* [WHAT IS REQUIRED] Search the data below for "Confirm"; list each line that holds it.

━━━ RECORDS TO USE

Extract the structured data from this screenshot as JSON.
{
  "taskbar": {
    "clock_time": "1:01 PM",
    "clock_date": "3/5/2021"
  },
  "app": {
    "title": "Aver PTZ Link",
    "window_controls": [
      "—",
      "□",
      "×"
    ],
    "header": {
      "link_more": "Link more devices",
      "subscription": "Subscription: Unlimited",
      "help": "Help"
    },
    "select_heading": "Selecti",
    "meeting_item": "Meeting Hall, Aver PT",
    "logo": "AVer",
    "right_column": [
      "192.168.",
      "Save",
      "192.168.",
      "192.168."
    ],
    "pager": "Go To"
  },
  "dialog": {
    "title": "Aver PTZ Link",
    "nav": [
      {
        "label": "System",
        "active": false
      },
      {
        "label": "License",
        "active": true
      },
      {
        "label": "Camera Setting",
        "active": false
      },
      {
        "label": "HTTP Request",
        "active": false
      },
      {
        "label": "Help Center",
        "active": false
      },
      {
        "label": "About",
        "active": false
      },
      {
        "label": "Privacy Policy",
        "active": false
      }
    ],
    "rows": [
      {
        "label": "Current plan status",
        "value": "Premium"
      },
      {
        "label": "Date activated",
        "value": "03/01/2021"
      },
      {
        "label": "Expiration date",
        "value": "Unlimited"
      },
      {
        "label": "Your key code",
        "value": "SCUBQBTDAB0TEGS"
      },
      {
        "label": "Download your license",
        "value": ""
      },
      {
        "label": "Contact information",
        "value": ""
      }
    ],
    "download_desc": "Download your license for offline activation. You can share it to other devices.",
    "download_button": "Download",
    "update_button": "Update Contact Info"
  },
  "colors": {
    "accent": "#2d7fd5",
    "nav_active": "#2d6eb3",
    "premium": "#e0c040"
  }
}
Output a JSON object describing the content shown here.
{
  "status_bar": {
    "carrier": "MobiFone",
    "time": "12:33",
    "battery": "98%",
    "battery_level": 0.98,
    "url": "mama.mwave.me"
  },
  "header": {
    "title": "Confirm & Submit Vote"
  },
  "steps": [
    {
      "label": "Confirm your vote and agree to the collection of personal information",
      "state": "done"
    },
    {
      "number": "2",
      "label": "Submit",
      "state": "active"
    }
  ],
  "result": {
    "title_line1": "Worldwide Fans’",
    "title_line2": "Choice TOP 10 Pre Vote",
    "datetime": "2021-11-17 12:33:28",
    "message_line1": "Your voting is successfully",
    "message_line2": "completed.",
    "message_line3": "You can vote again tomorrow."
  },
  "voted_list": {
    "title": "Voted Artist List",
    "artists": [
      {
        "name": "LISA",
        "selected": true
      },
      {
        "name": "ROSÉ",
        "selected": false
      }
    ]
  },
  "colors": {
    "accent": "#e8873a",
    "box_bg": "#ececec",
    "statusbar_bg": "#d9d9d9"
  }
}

━━━━━━

* [RESPONSE TO THE EXERCISE]
    "title": "Confirm & Submit Vote"
      "label": "Confirm your vote and agree to the collection of personal information",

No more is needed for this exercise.